Collect every line in the material below that contains the string "icon".

-- START --

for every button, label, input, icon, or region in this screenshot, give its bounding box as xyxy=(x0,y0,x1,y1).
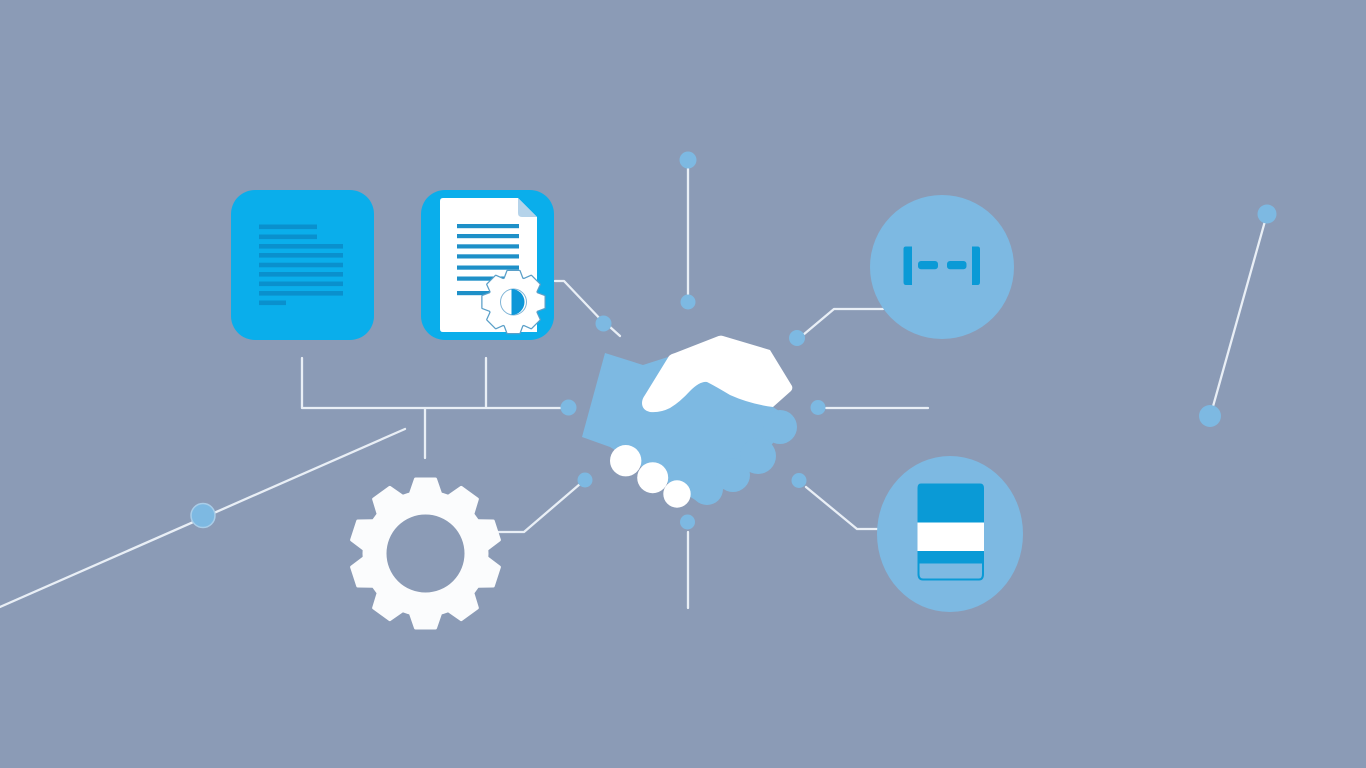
panel: document settings card xyxy=(421,190,554,340)
icon: page fold xyxy=(518,198,537,217)
white hand xyxy=(642,336,792,412)
icon: paper sheet xyxy=(440,198,537,332)
connector nodes xyxy=(191,152,1276,530)
icon: large gear xyxy=(350,479,501,628)
panel: document card xyxy=(231,190,374,340)
knuckle circles xyxy=(610,445,691,508)
icon: text lines xyxy=(259,224,343,305)
panel: bracket circle xyxy=(870,195,1014,339)
icon: document lines xyxy=(457,224,519,295)
icon: small gear xyxy=(482,271,544,333)
icon: handshake xyxy=(582,336,797,508)
icon: bracket xyxy=(904,246,980,285)
icon: stacked card xyxy=(918,484,984,580)
panel: card circle xyxy=(877,456,1023,612)
blue hand xyxy=(582,353,797,505)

-- END --

* [EXPECTED ANSWER]:
for every button, label, input, icon, or region in this screenshot, give its bounding box as xyxy=(x0,y0,x1,y1).
icon: page fold xyxy=(518,198,537,217)
icon: paper sheet xyxy=(440,198,537,332)
icon: large gear xyxy=(350,479,501,628)
icon: text lines xyxy=(259,224,343,305)
icon: document lines xyxy=(457,224,519,295)
icon: small gear xyxy=(482,271,544,333)
icon: handshake xyxy=(582,336,797,508)
icon: bracket xyxy=(904,246,980,285)
icon: stacked card xyxy=(918,484,984,580)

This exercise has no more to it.